::: Supplied material

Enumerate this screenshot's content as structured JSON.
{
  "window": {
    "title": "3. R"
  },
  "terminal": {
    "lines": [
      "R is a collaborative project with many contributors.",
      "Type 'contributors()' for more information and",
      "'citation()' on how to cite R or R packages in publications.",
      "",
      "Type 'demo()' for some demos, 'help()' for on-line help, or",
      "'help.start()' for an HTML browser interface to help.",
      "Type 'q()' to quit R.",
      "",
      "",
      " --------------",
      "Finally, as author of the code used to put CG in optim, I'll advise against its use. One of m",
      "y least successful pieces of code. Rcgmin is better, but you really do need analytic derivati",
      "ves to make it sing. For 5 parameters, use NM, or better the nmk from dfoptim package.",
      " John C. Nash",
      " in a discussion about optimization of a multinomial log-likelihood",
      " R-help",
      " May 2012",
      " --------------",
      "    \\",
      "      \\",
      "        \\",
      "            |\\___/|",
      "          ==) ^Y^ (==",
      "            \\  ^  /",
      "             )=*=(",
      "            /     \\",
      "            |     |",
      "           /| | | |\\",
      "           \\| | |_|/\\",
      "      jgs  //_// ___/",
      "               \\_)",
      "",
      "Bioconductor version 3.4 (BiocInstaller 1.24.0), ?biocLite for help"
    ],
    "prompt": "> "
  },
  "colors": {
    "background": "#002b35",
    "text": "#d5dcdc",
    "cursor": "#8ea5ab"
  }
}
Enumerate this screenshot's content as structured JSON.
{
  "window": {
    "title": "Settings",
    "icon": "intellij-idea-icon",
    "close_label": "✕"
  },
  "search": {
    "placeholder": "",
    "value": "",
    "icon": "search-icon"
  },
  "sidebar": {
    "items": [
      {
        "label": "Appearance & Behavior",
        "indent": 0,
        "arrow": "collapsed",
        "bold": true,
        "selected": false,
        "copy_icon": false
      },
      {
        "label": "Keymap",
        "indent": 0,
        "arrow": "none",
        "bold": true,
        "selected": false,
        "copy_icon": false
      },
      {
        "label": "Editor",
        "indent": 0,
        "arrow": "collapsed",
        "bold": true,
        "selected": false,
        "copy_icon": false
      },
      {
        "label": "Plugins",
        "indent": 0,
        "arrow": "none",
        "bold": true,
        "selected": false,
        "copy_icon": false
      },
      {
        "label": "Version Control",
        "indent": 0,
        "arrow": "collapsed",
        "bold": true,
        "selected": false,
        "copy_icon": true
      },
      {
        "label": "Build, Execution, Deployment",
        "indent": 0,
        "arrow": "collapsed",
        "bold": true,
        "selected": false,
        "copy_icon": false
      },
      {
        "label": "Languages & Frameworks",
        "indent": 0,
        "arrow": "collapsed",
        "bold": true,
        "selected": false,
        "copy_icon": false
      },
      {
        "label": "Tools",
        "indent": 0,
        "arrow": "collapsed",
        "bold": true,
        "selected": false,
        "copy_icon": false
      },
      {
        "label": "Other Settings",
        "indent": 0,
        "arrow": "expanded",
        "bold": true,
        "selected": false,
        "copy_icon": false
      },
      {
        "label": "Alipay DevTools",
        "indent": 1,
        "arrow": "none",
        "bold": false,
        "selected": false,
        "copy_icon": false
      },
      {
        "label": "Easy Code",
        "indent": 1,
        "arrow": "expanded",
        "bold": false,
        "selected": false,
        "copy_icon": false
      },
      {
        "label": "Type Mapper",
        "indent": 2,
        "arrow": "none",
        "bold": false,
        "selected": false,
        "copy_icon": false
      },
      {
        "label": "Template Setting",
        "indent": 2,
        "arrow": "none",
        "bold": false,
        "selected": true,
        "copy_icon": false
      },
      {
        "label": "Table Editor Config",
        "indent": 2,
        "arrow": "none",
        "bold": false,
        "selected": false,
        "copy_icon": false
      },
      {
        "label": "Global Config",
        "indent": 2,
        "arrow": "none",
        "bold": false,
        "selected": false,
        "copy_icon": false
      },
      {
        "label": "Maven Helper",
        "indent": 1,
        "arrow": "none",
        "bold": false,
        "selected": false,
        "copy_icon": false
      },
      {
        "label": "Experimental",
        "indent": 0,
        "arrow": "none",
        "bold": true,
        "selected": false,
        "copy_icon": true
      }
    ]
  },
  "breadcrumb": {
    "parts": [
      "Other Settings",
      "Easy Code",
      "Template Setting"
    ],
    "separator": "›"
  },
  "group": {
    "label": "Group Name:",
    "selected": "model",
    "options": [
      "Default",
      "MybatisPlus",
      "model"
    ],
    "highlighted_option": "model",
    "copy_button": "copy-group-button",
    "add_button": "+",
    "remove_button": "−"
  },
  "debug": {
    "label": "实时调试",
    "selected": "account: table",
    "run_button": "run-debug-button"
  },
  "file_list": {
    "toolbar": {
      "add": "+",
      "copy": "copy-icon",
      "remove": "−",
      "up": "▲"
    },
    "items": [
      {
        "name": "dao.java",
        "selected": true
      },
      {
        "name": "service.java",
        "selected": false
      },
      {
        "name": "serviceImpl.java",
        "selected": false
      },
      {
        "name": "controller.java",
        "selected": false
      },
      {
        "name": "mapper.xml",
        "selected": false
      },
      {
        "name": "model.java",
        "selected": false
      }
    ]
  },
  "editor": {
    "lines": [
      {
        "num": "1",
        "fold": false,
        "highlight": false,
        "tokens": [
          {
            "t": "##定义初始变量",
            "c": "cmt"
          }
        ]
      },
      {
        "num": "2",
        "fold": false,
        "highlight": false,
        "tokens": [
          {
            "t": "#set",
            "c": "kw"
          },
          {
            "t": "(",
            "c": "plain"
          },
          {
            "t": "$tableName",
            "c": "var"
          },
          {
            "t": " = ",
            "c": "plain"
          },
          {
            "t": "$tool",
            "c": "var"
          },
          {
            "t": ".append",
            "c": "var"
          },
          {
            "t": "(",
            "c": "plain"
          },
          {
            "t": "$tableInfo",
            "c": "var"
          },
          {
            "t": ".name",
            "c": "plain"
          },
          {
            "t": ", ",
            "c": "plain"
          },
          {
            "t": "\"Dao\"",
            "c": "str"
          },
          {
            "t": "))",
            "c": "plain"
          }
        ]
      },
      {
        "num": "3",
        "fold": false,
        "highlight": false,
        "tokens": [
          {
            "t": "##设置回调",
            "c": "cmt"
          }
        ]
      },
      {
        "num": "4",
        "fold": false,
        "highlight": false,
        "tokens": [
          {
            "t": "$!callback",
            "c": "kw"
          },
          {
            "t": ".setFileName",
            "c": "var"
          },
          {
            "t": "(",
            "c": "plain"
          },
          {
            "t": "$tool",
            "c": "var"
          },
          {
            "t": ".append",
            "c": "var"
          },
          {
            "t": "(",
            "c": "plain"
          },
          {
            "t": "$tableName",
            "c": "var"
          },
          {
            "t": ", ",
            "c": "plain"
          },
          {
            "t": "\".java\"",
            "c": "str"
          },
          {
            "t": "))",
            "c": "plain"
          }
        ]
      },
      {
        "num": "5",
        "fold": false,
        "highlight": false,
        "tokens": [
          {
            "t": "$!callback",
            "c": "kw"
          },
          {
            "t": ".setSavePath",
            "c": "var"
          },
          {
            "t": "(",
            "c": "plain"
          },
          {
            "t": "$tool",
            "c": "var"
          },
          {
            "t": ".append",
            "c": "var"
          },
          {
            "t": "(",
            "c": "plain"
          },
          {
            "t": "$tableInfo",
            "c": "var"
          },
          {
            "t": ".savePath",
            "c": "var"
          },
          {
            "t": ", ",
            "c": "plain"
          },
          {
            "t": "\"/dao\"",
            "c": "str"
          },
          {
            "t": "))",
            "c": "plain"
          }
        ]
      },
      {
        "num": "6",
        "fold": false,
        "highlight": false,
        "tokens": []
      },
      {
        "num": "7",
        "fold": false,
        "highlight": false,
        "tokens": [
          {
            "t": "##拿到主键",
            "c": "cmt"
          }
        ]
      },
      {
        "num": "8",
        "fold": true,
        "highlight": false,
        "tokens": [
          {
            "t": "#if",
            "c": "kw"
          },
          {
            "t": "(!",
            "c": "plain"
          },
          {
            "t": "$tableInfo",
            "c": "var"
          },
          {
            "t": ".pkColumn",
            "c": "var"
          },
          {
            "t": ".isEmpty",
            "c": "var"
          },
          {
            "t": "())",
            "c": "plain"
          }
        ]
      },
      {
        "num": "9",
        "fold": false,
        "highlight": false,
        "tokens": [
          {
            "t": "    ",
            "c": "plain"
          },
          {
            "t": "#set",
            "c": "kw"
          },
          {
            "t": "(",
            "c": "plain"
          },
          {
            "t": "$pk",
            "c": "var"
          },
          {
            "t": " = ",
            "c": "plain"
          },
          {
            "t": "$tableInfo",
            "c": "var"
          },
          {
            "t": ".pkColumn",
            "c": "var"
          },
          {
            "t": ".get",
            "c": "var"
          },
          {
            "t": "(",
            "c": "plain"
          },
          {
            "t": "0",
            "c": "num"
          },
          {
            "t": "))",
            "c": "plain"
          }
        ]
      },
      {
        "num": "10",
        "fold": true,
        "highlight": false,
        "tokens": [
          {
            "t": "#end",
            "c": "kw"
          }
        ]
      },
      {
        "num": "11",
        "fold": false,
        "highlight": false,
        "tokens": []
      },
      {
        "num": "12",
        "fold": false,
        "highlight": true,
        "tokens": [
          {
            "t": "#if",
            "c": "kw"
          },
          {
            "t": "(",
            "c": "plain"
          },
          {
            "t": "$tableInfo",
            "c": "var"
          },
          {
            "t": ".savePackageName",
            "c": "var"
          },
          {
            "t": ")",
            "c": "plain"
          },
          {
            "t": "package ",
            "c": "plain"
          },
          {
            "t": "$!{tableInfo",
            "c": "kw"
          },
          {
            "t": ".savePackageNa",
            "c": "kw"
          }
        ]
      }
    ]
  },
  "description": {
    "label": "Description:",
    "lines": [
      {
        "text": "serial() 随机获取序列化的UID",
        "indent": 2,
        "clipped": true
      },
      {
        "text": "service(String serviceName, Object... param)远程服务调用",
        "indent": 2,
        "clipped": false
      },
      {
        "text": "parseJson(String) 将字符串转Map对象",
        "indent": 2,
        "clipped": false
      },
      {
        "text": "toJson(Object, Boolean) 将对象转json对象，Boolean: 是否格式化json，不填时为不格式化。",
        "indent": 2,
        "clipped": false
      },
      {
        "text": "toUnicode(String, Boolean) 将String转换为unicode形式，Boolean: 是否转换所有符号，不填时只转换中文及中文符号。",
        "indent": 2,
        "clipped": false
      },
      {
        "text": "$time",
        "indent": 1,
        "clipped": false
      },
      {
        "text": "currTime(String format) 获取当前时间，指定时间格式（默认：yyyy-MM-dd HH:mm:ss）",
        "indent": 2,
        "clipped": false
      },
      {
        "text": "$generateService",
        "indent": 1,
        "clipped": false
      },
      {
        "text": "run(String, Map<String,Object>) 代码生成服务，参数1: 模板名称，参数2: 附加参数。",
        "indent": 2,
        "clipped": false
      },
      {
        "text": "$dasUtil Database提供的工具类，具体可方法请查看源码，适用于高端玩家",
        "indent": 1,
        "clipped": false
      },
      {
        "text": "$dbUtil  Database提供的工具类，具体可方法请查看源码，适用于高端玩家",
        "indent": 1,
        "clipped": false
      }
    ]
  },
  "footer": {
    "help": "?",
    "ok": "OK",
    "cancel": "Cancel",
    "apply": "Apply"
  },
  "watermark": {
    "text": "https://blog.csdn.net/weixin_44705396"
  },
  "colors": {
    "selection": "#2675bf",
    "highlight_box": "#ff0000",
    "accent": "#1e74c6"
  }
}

::::::

__Goal of the exercise__. From the data above, pick out each line containing "contributors" and copy it.

__Exercise output__.
      "R is a collaborative project with many contributors.",
      "Type 'contributors()' for more information and",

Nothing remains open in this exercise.